Text segment:
-=-=-=-=-
Scrums Bad Rap

29 Jan Scrums Bad Rap

Agile-Development-Intro-with-Scrum

Scrum’s Bad Rap

There are numerous articles out there about Scrum’s failings and how it isn’t Agile. There are no perfect systems and Scrum is no exception but many of the arguments are flawed. Scrum may or may not be right for your organization but before you decide, you should have a good understanding of the arguments for and against Scrum.

These are certainly problems that companies experience with Scrum but are they really problems with the system? You can decide for yourself after we dive in a bit.

As we walk through each of the items listed, I will reference the Scrum Guide which the co-founders of Scrum put together to share Scrum with the world. If you are not familiar with it, I would recommend a giving the completely free, 16 page document a quick read. If you are having problems with Scrum, it may be a good idea to review it more deliberately to see if your problems may be coming from a misunderstanding somewhere in your organization.

1) Sprints are inflexible – The Scrum Guide says that no changes should be made that jeopardize the sprint goal, the team and PO may renegotiate the scope and provides a mechanism for the PO to cancel the sprint if things get too far off. Part of the goal here is to keep the team focused on delivering value at the end of the sprint but the larger benefit is keeping management from coming in and making changes which can have major impacts on teams and productivity.
-=-=-=-=-
Actions to take:
1 > How many pages long does the Scrum article say the Scrum Guide is?
2 > Reproduce the Scrum article from "29 Jan Scrums" to "dive in a bit.".

Entries taken from a collection
-=-=-=-=-
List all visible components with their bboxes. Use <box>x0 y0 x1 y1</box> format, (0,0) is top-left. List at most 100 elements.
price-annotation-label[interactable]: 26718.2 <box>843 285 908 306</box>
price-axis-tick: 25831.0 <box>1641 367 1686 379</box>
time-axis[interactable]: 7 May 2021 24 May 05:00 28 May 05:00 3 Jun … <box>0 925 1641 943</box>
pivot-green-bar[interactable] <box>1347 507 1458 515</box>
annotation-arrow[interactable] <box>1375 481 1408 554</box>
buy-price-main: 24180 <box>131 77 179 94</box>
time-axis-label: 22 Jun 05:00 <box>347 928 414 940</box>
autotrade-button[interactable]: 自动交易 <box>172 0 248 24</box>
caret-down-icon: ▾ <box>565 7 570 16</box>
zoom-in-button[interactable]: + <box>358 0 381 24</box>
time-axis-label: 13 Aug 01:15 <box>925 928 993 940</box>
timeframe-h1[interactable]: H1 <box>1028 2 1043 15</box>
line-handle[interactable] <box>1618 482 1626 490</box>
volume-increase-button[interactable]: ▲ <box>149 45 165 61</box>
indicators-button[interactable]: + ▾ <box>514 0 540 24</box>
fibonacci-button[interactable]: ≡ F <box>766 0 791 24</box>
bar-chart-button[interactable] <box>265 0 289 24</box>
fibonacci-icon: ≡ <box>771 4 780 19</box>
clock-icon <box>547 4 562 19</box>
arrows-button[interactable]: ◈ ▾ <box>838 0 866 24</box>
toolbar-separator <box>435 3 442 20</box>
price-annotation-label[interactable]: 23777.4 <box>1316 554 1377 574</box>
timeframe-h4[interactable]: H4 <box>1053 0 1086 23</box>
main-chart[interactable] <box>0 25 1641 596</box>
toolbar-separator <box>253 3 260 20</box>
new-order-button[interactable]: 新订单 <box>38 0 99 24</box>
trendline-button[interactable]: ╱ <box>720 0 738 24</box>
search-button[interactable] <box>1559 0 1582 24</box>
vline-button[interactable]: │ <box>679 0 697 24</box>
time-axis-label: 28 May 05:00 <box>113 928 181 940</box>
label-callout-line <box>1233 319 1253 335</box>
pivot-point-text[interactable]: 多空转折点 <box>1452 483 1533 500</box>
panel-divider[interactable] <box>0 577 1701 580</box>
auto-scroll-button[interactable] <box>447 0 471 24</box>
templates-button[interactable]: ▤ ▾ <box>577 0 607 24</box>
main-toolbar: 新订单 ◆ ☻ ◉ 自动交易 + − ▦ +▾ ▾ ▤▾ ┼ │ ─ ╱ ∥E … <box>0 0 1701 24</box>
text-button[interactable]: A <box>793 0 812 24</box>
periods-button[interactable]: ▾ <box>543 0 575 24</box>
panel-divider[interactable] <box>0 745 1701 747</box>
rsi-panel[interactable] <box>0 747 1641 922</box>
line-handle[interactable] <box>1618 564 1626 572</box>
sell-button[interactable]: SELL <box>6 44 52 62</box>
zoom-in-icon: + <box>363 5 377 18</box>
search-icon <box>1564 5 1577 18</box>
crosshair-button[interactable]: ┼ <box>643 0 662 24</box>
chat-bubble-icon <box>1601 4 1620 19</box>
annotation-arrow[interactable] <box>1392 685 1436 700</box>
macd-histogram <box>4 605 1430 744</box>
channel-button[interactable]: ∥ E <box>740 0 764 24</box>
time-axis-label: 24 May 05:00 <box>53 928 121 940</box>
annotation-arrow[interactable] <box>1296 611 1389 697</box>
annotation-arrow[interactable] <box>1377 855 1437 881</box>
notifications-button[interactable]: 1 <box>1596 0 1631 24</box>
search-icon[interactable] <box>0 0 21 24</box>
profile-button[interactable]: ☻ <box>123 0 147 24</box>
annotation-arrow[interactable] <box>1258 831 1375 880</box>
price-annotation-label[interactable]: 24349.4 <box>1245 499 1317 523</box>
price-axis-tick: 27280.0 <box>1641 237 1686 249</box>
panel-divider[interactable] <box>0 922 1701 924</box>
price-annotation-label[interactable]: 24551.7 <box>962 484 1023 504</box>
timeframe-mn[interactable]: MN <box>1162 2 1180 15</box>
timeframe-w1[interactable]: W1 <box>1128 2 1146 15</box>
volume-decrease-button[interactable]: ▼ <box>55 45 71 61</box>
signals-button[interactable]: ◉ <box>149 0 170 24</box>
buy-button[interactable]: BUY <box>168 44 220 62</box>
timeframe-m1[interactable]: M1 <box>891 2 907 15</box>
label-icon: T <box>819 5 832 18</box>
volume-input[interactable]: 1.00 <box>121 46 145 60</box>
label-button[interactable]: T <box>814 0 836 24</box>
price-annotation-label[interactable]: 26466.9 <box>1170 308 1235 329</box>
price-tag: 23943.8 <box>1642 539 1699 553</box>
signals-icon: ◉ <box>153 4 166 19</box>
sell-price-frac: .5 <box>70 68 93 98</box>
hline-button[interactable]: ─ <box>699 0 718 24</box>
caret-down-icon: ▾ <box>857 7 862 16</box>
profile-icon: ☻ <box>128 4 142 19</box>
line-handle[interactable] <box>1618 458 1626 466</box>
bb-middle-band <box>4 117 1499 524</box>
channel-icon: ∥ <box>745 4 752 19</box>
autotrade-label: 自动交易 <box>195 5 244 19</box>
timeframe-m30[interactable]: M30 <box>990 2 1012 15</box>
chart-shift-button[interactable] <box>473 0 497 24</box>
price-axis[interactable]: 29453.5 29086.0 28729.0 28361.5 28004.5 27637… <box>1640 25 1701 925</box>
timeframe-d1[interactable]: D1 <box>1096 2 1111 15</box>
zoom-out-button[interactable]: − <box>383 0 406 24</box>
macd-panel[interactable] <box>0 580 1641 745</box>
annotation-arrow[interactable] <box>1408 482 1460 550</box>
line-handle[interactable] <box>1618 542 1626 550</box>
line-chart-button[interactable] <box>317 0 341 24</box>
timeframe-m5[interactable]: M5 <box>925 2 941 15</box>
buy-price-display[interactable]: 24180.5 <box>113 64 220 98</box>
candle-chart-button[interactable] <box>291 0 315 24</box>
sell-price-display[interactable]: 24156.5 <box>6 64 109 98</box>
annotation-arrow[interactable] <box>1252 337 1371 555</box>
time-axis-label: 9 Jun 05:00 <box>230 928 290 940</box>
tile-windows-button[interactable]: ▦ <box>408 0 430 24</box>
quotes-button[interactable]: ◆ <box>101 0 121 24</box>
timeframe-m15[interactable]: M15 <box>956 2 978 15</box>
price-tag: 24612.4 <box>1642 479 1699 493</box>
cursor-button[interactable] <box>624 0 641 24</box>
-=-=-=-=-
Expected outputs:
1 > 16 pages

2 >
29 Jan Scrums Bad Rap

Agile-Development-Intro-with-Scrum

Scrum’s Bad Rap

There are numerous articles out there about Scrum’s failings and how it isn’t Agile. There are no perfect systems and Scrum is no exception but many of the arguments are flawed. Scrum may or may not be right for your organization but before you decide, you should have a good understanding of the arguments for and against Scrum.

These are certainly problems that companies experience with Scrum but are they really problems with the system? You can decide for yourself after we dive in a bit.